AIM OF THE EXERCISE: Each line that includes "color" counts once; give the total and nothing besides.

[begin RECORD LIST]

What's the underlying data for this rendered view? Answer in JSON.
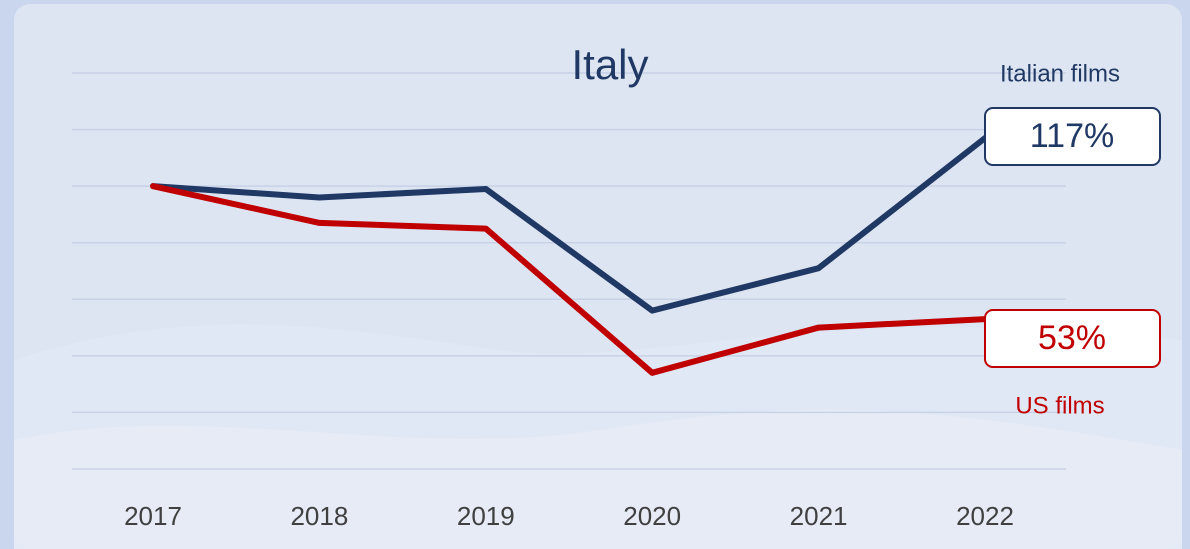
{
  "chart_data": {
    "type": "line",
    "title": "Italy",
    "categories": [
      "2017",
      "2018",
      "2019",
      "2020",
      "2021",
      "2022"
    ],
    "series": [
      {
        "name": "Italian films",
        "color": "#203864",
        "values": [
          100,
          96,
          99,
          56,
          71,
          117
        ],
        "value_labels": [
          null,
          null,
          null,
          null,
          null,
          "117%"
        ]
      },
      {
        "name": "US films",
        "color": "#c00000",
        "values": [
          100,
          87,
          85,
          34,
          50,
          53
        ],
        "value_labels": [
          null,
          null,
          null,
          null,
          null,
          "53%"
        ]
      }
    ],
    "ylim": [
      0,
      140
    ],
    "yticks": [
      0,
      20,
      40,
      60,
      80,
      100,
      120,
      140
    ],
    "grid": true
  }
}
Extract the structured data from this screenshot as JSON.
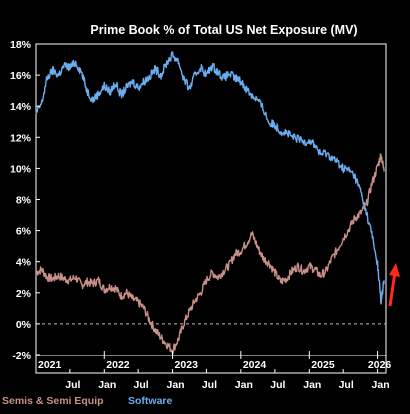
{
  "chart_data": {
    "type": "line",
    "title": "Prime Book % of Total US Net Exposure (MV)",
    "xlabel": "",
    "ylabel": "",
    "x_range": [
      "2021-01-01",
      "2026-02-15"
    ],
    "ylim": [
      -2,
      18
    ],
    "y_ticks": [
      -2,
      0,
      2,
      4,
      6,
      8,
      10,
      12,
      14,
      16,
      18
    ],
    "y_tick_labels": [
      "-2%",
      "0%",
      "2%",
      "4%",
      "6%",
      "8%",
      "10%",
      "12%",
      "14%",
      "16%",
      "18%"
    ],
    "year_ticks": [
      {
        "x": "2021-01-01",
        "label": "2021"
      },
      {
        "x": "2022-01-01",
        "label": "2022"
      },
      {
        "x": "2023-01-01",
        "label": "2023"
      },
      {
        "x": "2024-01-01",
        "label": "2024"
      },
      {
        "x": "2025-01-01",
        "label": "2025"
      },
      {
        "x": "2026-01-01",
        "label": "2026"
      }
    ],
    "month_ticks": [
      {
        "x": "2021-07-01",
        "label": "Jul"
      },
      {
        "x": "2022-01-01",
        "label": "Jan"
      },
      {
        "x": "2022-07-01",
        "label": "Jul"
      },
      {
        "x": "2023-01-01",
        "label": "Jan"
      },
      {
        "x": "2023-07-01",
        "label": "Jul"
      },
      {
        "x": "2024-01-01",
        "label": "Jan"
      },
      {
        "x": "2024-07-01",
        "label": "Jul"
      },
      {
        "x": "2025-01-01",
        "label": "Jan"
      },
      {
        "x": "2025-07-01",
        "label": "Jul"
      },
      {
        "x": "2026-01-01",
        "label": "Jan"
      }
    ],
    "reference_line": {
      "y": 0,
      "style": "dashed"
    },
    "grid": false,
    "legend_position": "bottom-left",
    "annotation": {
      "type": "arrow",
      "direction": "up",
      "color": "#ff2a1a"
    },
    "series": [
      {
        "name": "Semis & Semi Equip",
        "color": "#c9908a",
        "points": [
          [
            "2021-01-01",
            3.3
          ],
          [
            "2021-02-01",
            3.5
          ],
          [
            "2021-03-01",
            3.0
          ],
          [
            "2021-04-01",
            2.9
          ],
          [
            "2021-05-01",
            3.1
          ],
          [
            "2021-06-01",
            2.9
          ],
          [
            "2021-07-01",
            2.8
          ],
          [
            "2021-08-01",
            3.0
          ],
          [
            "2021-09-01",
            2.5
          ],
          [
            "2021-10-01",
            2.7
          ],
          [
            "2021-11-01",
            2.6
          ],
          [
            "2021-12-01",
            2.8
          ],
          [
            "2022-01-01",
            2.2
          ],
          [
            "2022-02-01",
            2.4
          ],
          [
            "2022-03-01",
            2.3
          ],
          [
            "2022-04-01",
            1.8
          ],
          [
            "2022-05-01",
            2.0
          ],
          [
            "2022-06-01",
            1.6
          ],
          [
            "2022-07-01",
            1.4
          ],
          [
            "2022-08-01",
            1.0
          ],
          [
            "2022-09-01",
            0.2
          ],
          [
            "2022-10-01",
            -0.4
          ],
          [
            "2022-11-01",
            -0.9
          ],
          [
            "2022-12-01",
            -1.3
          ],
          [
            "2023-01-01",
            -1.7
          ],
          [
            "2023-02-01",
            -1.0
          ],
          [
            "2023-03-01",
            0.0
          ],
          [
            "2023-04-01",
            0.8
          ],
          [
            "2023-05-01",
            1.5
          ],
          [
            "2023-06-01",
            2.0
          ],
          [
            "2023-07-01",
            2.8
          ],
          [
            "2023-08-01",
            3.3
          ],
          [
            "2023-09-01",
            3.0
          ],
          [
            "2023-10-01",
            3.4
          ],
          [
            "2023-11-01",
            3.8
          ],
          [
            "2023-12-01",
            4.5
          ],
          [
            "2024-01-01",
            4.7
          ],
          [
            "2024-02-01",
            5.2
          ],
          [
            "2024-03-01",
            5.8
          ],
          [
            "2024-04-01",
            4.9
          ],
          [
            "2024-05-01",
            4.2
          ],
          [
            "2024-06-01",
            3.9
          ],
          [
            "2024-07-01",
            3.3
          ],
          [
            "2024-08-01",
            2.7
          ],
          [
            "2024-09-01",
            2.9
          ],
          [
            "2024-10-01",
            3.4
          ],
          [
            "2024-11-01",
            3.7
          ],
          [
            "2024-12-01",
            3.4
          ],
          [
            "2025-01-01",
            3.7
          ],
          [
            "2025-02-01",
            3.5
          ],
          [
            "2025-03-01",
            3.1
          ],
          [
            "2025-04-01",
            3.4
          ],
          [
            "2025-05-01",
            4.2
          ],
          [
            "2025-06-01",
            4.8
          ],
          [
            "2025-07-01",
            5.5
          ],
          [
            "2025-08-01",
            6.1
          ],
          [
            "2025-09-01",
            6.8
          ],
          [
            "2025-10-01",
            7.1
          ],
          [
            "2025-11-01",
            7.6
          ],
          [
            "2025-12-01",
            9.0
          ],
          [
            "2026-01-01",
            10.1
          ],
          [
            "2026-01-20",
            10.9
          ],
          [
            "2026-02-05",
            9.8
          ]
        ]
      },
      {
        "name": "Software",
        "color": "#6aaef0",
        "points": [
          [
            "2021-01-01",
            13.5
          ],
          [
            "2021-02-01",
            14.2
          ],
          [
            "2021-03-01",
            15.8
          ],
          [
            "2021-04-01",
            16.3
          ],
          [
            "2021-05-01",
            16.0
          ],
          [
            "2021-06-01",
            16.6
          ],
          [
            "2021-07-01",
            16.5
          ],
          [
            "2021-08-01",
            16.8
          ],
          [
            "2021-09-01",
            16.2
          ],
          [
            "2021-10-01",
            15.0
          ],
          [
            "2021-11-01",
            14.4
          ],
          [
            "2021-12-01",
            14.8
          ],
          [
            "2022-01-01",
            15.3
          ],
          [
            "2022-02-01",
            14.9
          ],
          [
            "2022-03-01",
            15.5
          ],
          [
            "2022-04-01",
            14.7
          ],
          [
            "2022-05-01",
            15.2
          ],
          [
            "2022-06-01",
            15.6
          ],
          [
            "2022-07-01",
            15.2
          ],
          [
            "2022-08-01",
            15.6
          ],
          [
            "2022-09-01",
            15.9
          ],
          [
            "2022-10-01",
            16.4
          ],
          [
            "2022-11-01",
            16.0
          ],
          [
            "2022-12-01",
            16.8
          ],
          [
            "2023-01-01",
            17.3
          ],
          [
            "2023-02-01",
            16.9
          ],
          [
            "2023-03-01",
            15.8
          ],
          [
            "2023-04-01",
            15.1
          ],
          [
            "2023-05-01",
            16.0
          ],
          [
            "2023-06-01",
            16.5
          ],
          [
            "2023-07-01",
            16.0
          ],
          [
            "2023-08-01",
            16.6
          ],
          [
            "2023-09-01",
            16.2
          ],
          [
            "2023-10-01",
            15.8
          ],
          [
            "2023-11-01",
            16.1
          ],
          [
            "2023-12-01",
            15.8
          ],
          [
            "2024-01-01",
            15.6
          ],
          [
            "2024-02-01",
            15.1
          ],
          [
            "2024-03-01",
            14.7
          ],
          [
            "2024-04-01",
            14.4
          ],
          [
            "2024-05-01",
            13.8
          ],
          [
            "2024-06-01",
            12.9
          ],
          [
            "2024-07-01",
            12.8
          ],
          [
            "2024-08-01",
            12.4
          ],
          [
            "2024-09-01",
            12.3
          ],
          [
            "2024-10-01",
            12.0
          ],
          [
            "2024-11-01",
            11.9
          ],
          [
            "2024-12-01",
            11.7
          ],
          [
            "2025-01-01",
            11.8
          ],
          [
            "2025-02-01",
            11.5
          ],
          [
            "2025-03-01",
            10.9
          ],
          [
            "2025-04-01",
            11.0
          ],
          [
            "2025-05-01",
            10.7
          ],
          [
            "2025-06-01",
            10.4
          ],
          [
            "2025-07-01",
            10.0
          ],
          [
            "2025-08-01",
            9.9
          ],
          [
            "2025-09-01",
            9.5
          ],
          [
            "2025-10-01",
            8.6
          ],
          [
            "2025-11-01",
            7.2
          ],
          [
            "2025-12-01",
            5.8
          ],
          [
            "2026-01-01",
            3.8
          ],
          [
            "2026-01-20",
            1.4
          ],
          [
            "2026-02-05",
            2.8
          ]
        ]
      }
    ]
  }
}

[end RECORD LIST]

WRITTEN ANSWER: 5